▸ Task: Extract every line below that contains the word "JSON".

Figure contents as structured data
——
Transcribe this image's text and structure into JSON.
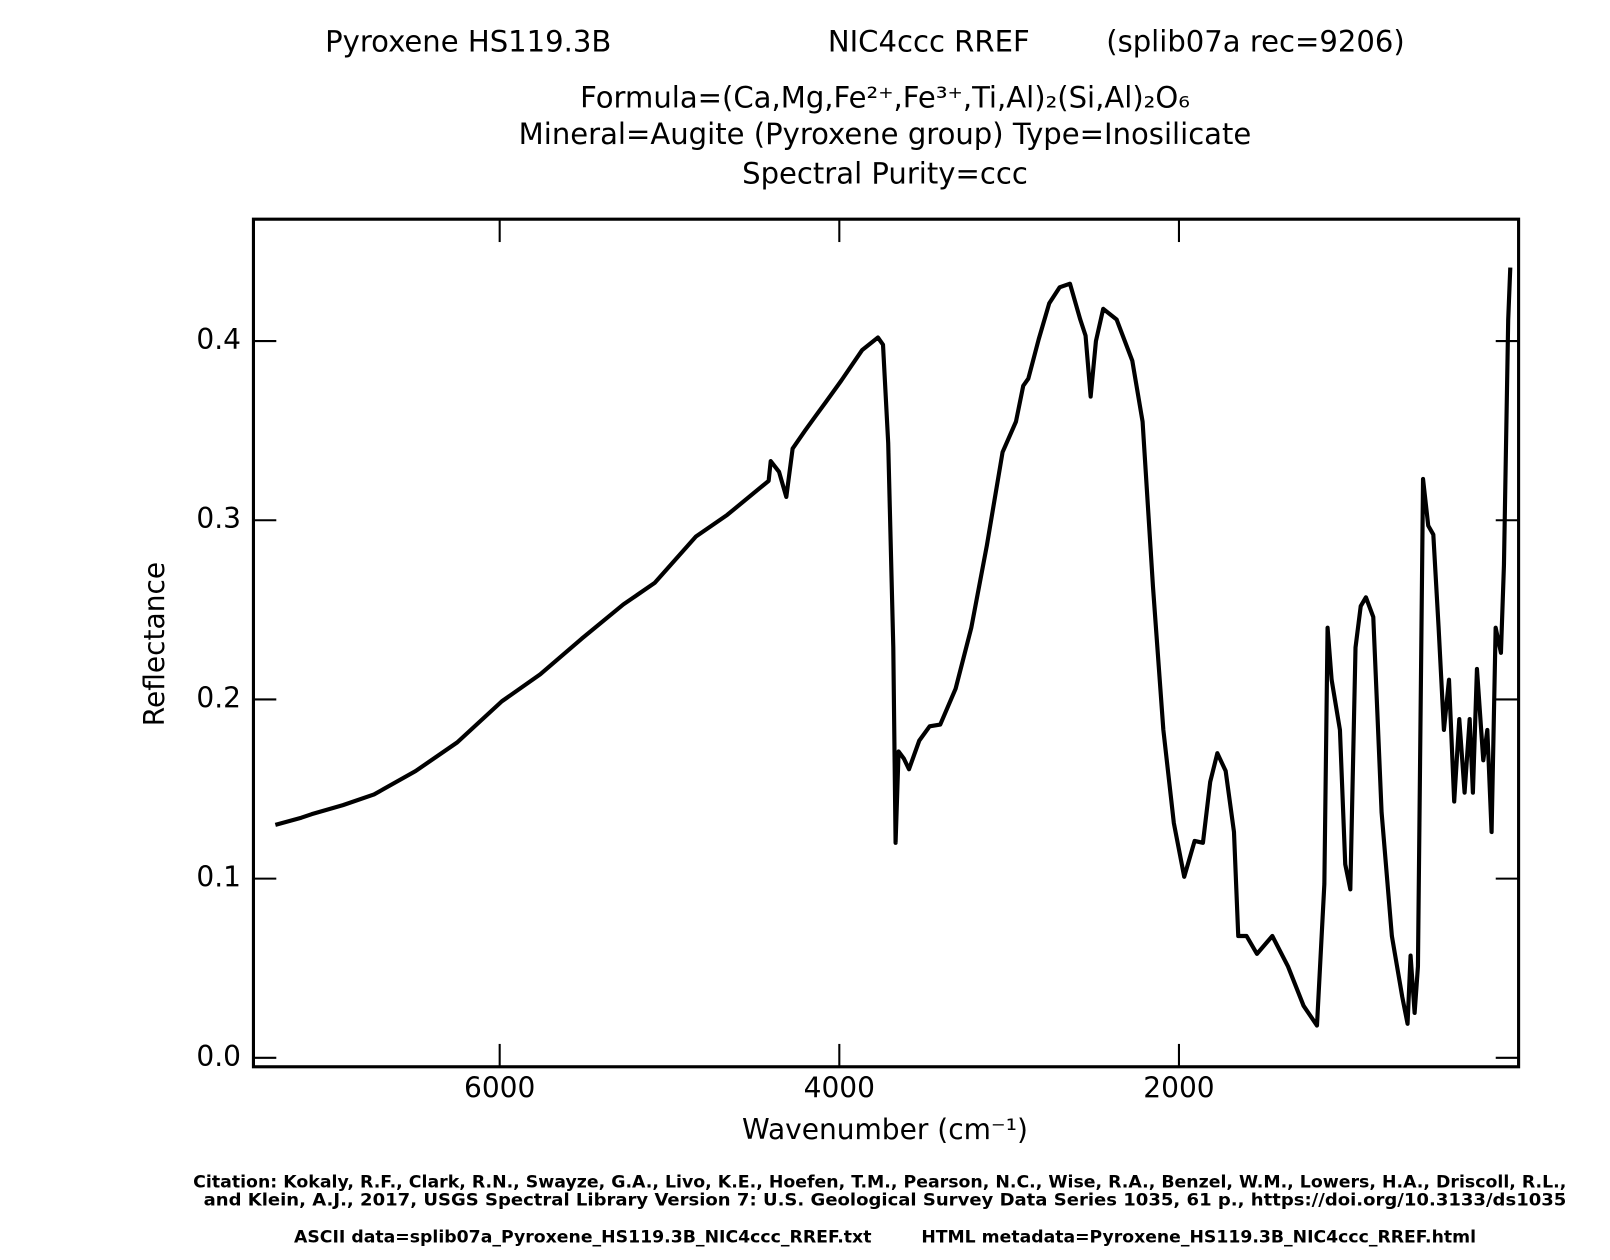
{
  "chart_data": {
    "type": "line",
    "title_parts": [
      "Pyroxene HS119.3B",
      "NIC4ccc RREF",
      "(splib07a rec=9206)"
    ],
    "subtitle_lines": [
      "Formula=(Ca,Mg,Fe²⁺,Fe³⁺,Ti,Al)₂(Si,Al)₂O₆",
      "Mineral=Augite (Pyroxene group)   Type=Inosilicate",
      "Spectral Purity=ccc"
    ],
    "x_label": "Wavenumber (cm⁻¹)",
    "y_label": "Reflectance",
    "citation": [
      "Citation: Kokaly, R.F., Clark, R.N., Swayze, G.A., Livo, K.E., Hoefen, T.M., Pearson, N.C., Wise, R.A., Benzel, W.M., Lowers, H.A., Driscoll, R.L.,",
      "and Klein, A.J., 2017, USGS Spectral Library Version 7: U.S. Geological Survey Data Series 1035, 61 p., https://doi.org/10.3133/ds1035"
    ],
    "files": [
      "ASCII data=splib07a_Pyroxene_HS119.3B_NIC4ccc_RREF.txt",
      "HTML metadata=Pyroxene_HS119.3B_NIC4ccc_RREF.html"
    ],
    "color": "#000000",
    "xlim": [
      7450,
      0
    ],
    "ylim": [
      -0.005,
      0.468
    ],
    "xticks": [
      6000,
      4000,
      2000
    ],
    "yticks": [
      {
        "value": 0,
        "label": "0.0"
      },
      0.1,
      0.2,
      0.3,
      0.4
    ],
    "x": [
      7321,
      7168,
      7107,
      6923,
      6740,
      6495,
      6250,
      5987,
      5761,
      5516,
      5272,
      5088,
      4844,
      4660,
      4416,
      4404,
      4355,
      4312,
      4275,
      4202,
      4141,
      4079,
      3988,
      3865,
      3773,
      3743,
      3712,
      3682,
      3669,
      3651,
      3620,
      3590,
      3529,
      3468,
      3406,
      3315,
      3223,
      3131,
      3039,
      2960,
      2917,
      2887,
      2826,
      2764,
      2703,
      2642,
      2581,
      2550,
      2520,
      2489,
      2446,
      2367,
      2275,
      2214,
      2153,
      2092,
      2030,
      1969,
      1908,
      1859,
      1816,
      1774,
      1725,
      1676,
      1651,
      1602,
      1541,
      1450,
      1358,
      1266,
      1187,
      1144,
      1125,
      1101,
      1052,
      1021,
      991,
      960,
      930,
      899,
      856,
      807,
      746,
      685,
      654,
      636,
      612,
      593,
      563,
      532,
      502,
      471,
      440,
      410,
      379,
      349,
      318,
      288,
      269,
      245,
      208,
      184,
      159,
      135,
      104,
      86,
      61,
      49
    ],
    "values": [
      0.13,
      0.134,
      0.136,
      0.141,
      0.147,
      0.16,
      0.176,
      0.199,
      0.214,
      0.234,
      0.253,
      0.265,
      0.291,
      0.303,
      0.322,
      0.333,
      0.327,
      0.313,
      0.34,
      0.35,
      0.358,
      0.366,
      0.378,
      0.395,
      0.402,
      0.398,
      0.343,
      0.229,
      0.12,
      0.171,
      0.167,
      0.161,
      0.177,
      0.185,
      0.186,
      0.206,
      0.24,
      0.286,
      0.338,
      0.355,
      0.375,
      0.379,
      0.401,
      0.421,
      0.43,
      0.432,
      0.412,
      0.403,
      0.369,
      0.4,
      0.418,
      0.412,
      0.389,
      0.355,
      0.263,
      0.183,
      0.131,
      0.101,
      0.121,
      0.12,
      0.154,
      0.17,
      0.16,
      0.126,
      0.068,
      0.068,
      0.058,
      0.068,
      0.051,
      0.029,
      0.018,
      0.097,
      0.24,
      0.211,
      0.183,
      0.108,
      0.094,
      0.229,
      0.252,
      0.257,
      0.246,
      0.137,
      0.068,
      0.034,
      0.019,
      0.057,
      0.025,
      0.051,
      0.323,
      0.297,
      0.292,
      0.24,
      0.183,
      0.211,
      0.143,
      0.189,
      0.148,
      0.189,
      0.148,
      0.217,
      0.166,
      0.183,
      0.126,
      0.24,
      0.226,
      0.275,
      0.412,
      0.441
    ]
  }
}
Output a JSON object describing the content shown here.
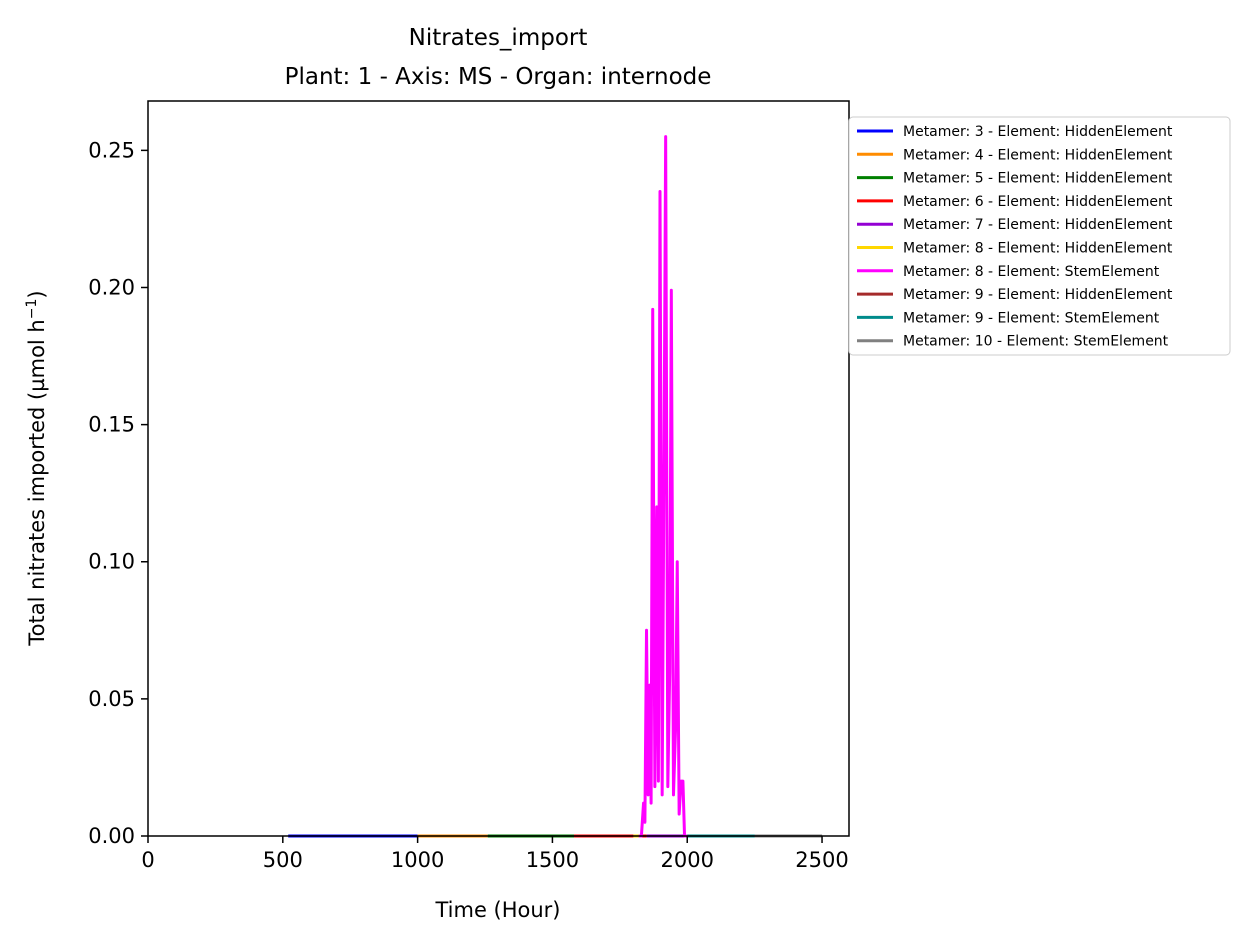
{
  "chart_data": {
    "type": "line",
    "title_line1": "Nitrates_import",
    "title_line2": "Plant: 1 - Axis: MS - Organ: internode",
    "xlabel": "Time (Hour)",
    "ylabel": "Total nitrates imported (µmol h",
    "ylabel_sup": "−1",
    "ylabel_close": ")",
    "xlim": [
      0,
      2600
    ],
    "ylim": [
      0,
      0.268
    ],
    "xticks": [
      0,
      500,
      1000,
      1500,
      2000,
      2500
    ],
    "xtick_labels": [
      "0",
      "500",
      "1000",
      "1500",
      "2000",
      "2500"
    ],
    "yticks": [
      0,
      0.05,
      0.1,
      0.15,
      0.2,
      0.25
    ],
    "ytick_labels": [
      "0.00",
      "0.05",
      "0.10",
      "0.15",
      "0.20",
      "0.25"
    ],
    "legend_position": "outside-right-top",
    "series": [
      {
        "name": "Metamer: 3 - Element: HiddenElement",
        "color": "#0000ff",
        "points": [
          [
            520,
            0
          ],
          [
            1000,
            0
          ]
        ]
      },
      {
        "name": "Metamer: 4 - Element: HiddenElement",
        "color": "#ff8c00",
        "points": [
          [
            1000,
            0
          ],
          [
            1260,
            0
          ]
        ]
      },
      {
        "name": "Metamer: 5 - Element: HiddenElement",
        "color": "#008000",
        "points": [
          [
            1260,
            0
          ],
          [
            1580,
            0
          ]
        ]
      },
      {
        "name": "Metamer: 6 - Element: HiddenElement",
        "color": "#ff0000",
        "points": [
          [
            1580,
            0
          ],
          [
            1850,
            0
          ]
        ]
      },
      {
        "name": "Metamer: 7 - Element: HiddenElement",
        "color": "#9400d3",
        "points": [
          [
            1850,
            0
          ],
          [
            2000,
            0
          ]
        ]
      },
      {
        "name": "Metamer: 8 - Element: HiddenElement",
        "color": "#ffd700",
        "points": [
          [
            1800,
            0
          ],
          [
            1830,
            0
          ]
        ]
      },
      {
        "name": "Metamer: 8 - Element: StemElement",
        "color": "#ff00ff",
        "points": [
          [
            1820,
            0
          ],
          [
            1830,
            0
          ],
          [
            1838,
            0.012
          ],
          [
            1843,
            0.005
          ],
          [
            1849,
            0.075
          ],
          [
            1855,
            0.015
          ],
          [
            1861,
            0.055
          ],
          [
            1866,
            0.012
          ],
          [
            1872,
            0.192
          ],
          [
            1880,
            0.018
          ],
          [
            1887,
            0.12
          ],
          [
            1893,
            0.02
          ],
          [
            1899,
            0.235
          ],
          [
            1907,
            0.015
          ],
          [
            1913,
            0.12
          ],
          [
            1920,
            0.255
          ],
          [
            1928,
            0.018
          ],
          [
            1935,
            0.06
          ],
          [
            1941,
            0.199
          ],
          [
            1949,
            0.015
          ],
          [
            1957,
            0.04
          ],
          [
            1963,
            0.1
          ],
          [
            1970,
            0.008
          ],
          [
            1977,
            0.02
          ],
          [
            1984,
            0.02
          ],
          [
            1990,
            0
          ],
          [
            2000,
            0
          ]
        ]
      },
      {
        "name": "Metamer: 9 - Element: HiddenElement",
        "color": "#a52a2a",
        "points": [
          [
            2000,
            0
          ],
          [
            2250,
            0
          ]
        ]
      },
      {
        "name": "Metamer: 9 - Element: StemElement",
        "color": "#008b8b",
        "points": [
          [
            2000,
            0
          ],
          [
            2500,
            0
          ]
        ]
      },
      {
        "name": "Metamer: 10 - Element: StemElement",
        "color": "#808080",
        "points": [
          [
            2250,
            0
          ],
          [
            2500,
            0
          ]
        ]
      }
    ]
  }
}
——
▸ Task answer:
Transcribe this image's text and structure into JSON.
Output a JSON object describing the content shown here.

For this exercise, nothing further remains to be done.